▶ Task prompt: Which lines hold the word "Стрѣлецкій"? Copy each one.

::: Task input

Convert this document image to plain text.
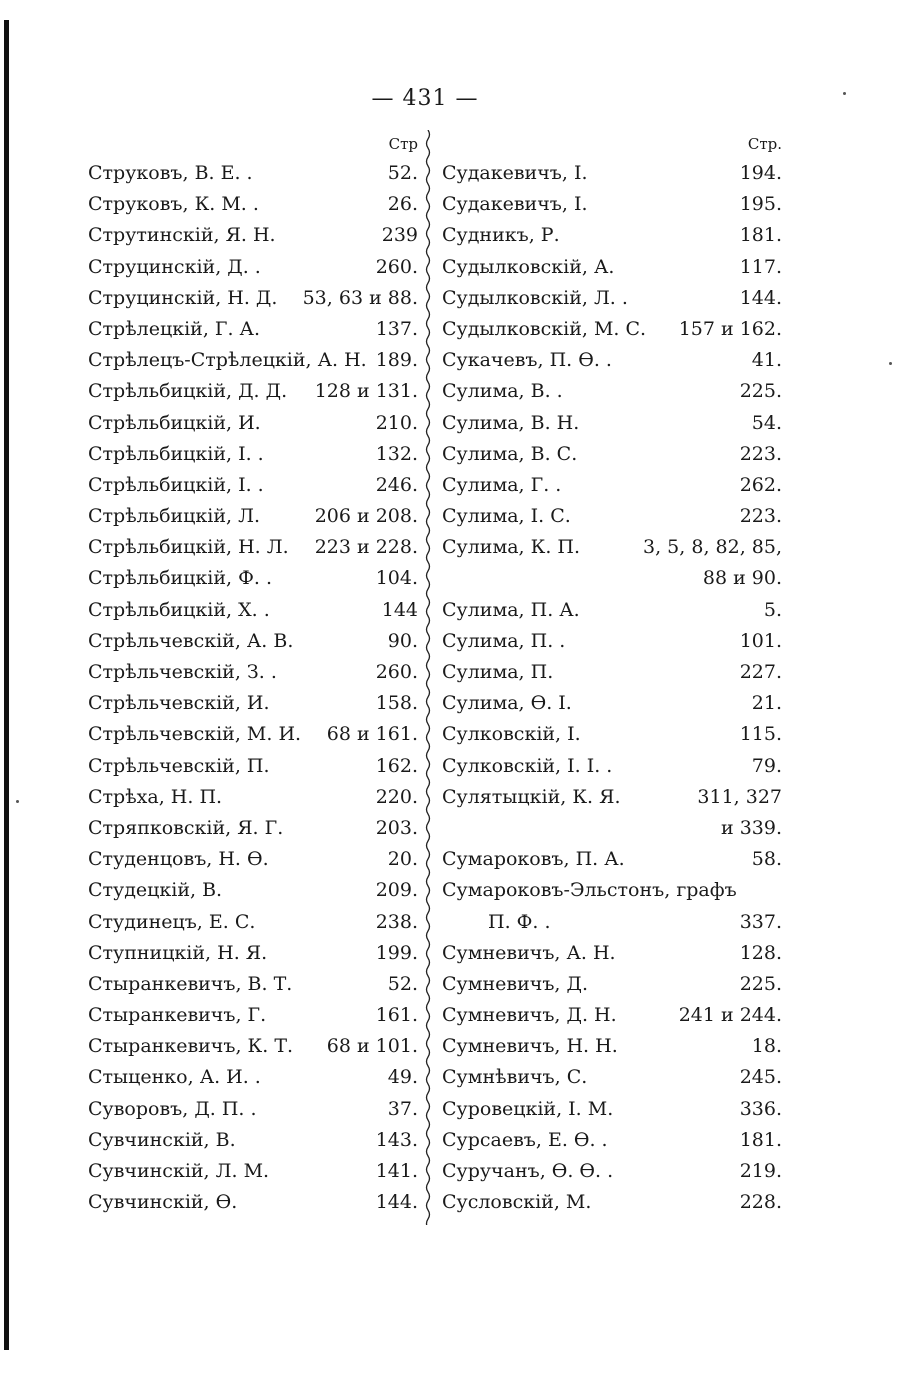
— 431 —
Стр
Струковъ, В. Е. .	52.
Струковъ, К. М. .	26.
Струтинскій, Я. Н.	239
Струцинскій, Д. .	260.
Струцинскій, Н. Д. 53, 63 и 88.
Стрѣлецкій, Г. А.	137.
Стрѣлецъ-Стрѣлецкій, А. Н. 189.
Стрѣльбицкій, Д. Д. 128 и 131.
Стрѣльбицкій, И.	210.
Стрѣльбицкій, І. .	132.
Стрѣльбицкій, І. .	246.
Стрѣльбицкій, Л.	206 и 208.
Стрѣльбицкій, Н. Л. 223 и 228.
Стрѣльбицкій, Ф. .	104.
Стрѣльбицкій, Х. .	144
Стрѣльчевскій, А. В.	90.
Стрѣльчевскій, З. .	260.
Стрѣльчевскій, И.	158.
Стрѣльчевскій, М. И. 68 и 161.
Стрѣльчевскій, П.	162.
Стрѣха, Н. П.	220.
Стряпковскій, Я. Г.	203.
Студенцовъ, Н. Ѳ.	20.
Студецкій, В.	209.
Студинецъ, Е. С.	238.
Ступницкій, Н. Я.	199.
Стыранкевичъ, В. Т.	52.
Стыранкевичъ, Г.	161.
Стыранкевичъ, К. Т. 68 и 101.
Стыценко, А. И. .	49.
Суворовъ, Д. П. .	37.
Сувчинскій, В.	143.
Сувчинскій, Л. М.	141.
Сувчинскій, Ѳ.	144.
Стр.
Судакевичъ, І.	194.
Судакевичъ, І.	195.
Судникъ, Р.	181.
Судылковскій, А.	117.
Судылковскій, Л. .	144.
Судылковскій, М. С. 157 и 162.
Сукачевъ, П. Ѳ. .	41.
Сулима, В. .	225.
Сулима, В. Н.	54.
Сулима, В. С.	223.
Сулима, Г. .	262.
Сулима, І. С.	223.
Сулима, К. П.	3, 5, 8, 82, 85,
88 и 90.
Сулима, П. А.	5.
Сулима, П. .	101.
Сулима, П.	227.
Сулима, Ѳ. І.	21.
Сулковскій, І.	115.
Сулковскій, І. І. .	79.
Сулятыцкій, К. Я.	311, 327
и 339.
Сумароковъ, П. А.	58.
Сумароковъ-Эльстонъ, графъ
П. Ф. .	337.
Сумневичъ, А. Н.	128.
Сумневичъ, Д.	225.
Сумневичъ, Д. Н.	241 и 244.
Сумневичъ, Н. Н.	18.
Сумнѣвичъ, С.	245.
Суровецкій, І. М.	336.
Сурсаевъ, Е. Ѳ. .	181.
Суручанъ, Ѳ. Ѳ. .	219.
Сусловскій, М.	228.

::::::

▶ Solution to this exercise:
Стрѣлецкій, Г. А.	137.
Стрѣлецъ-Стрѣлецкій, А. Н. 189.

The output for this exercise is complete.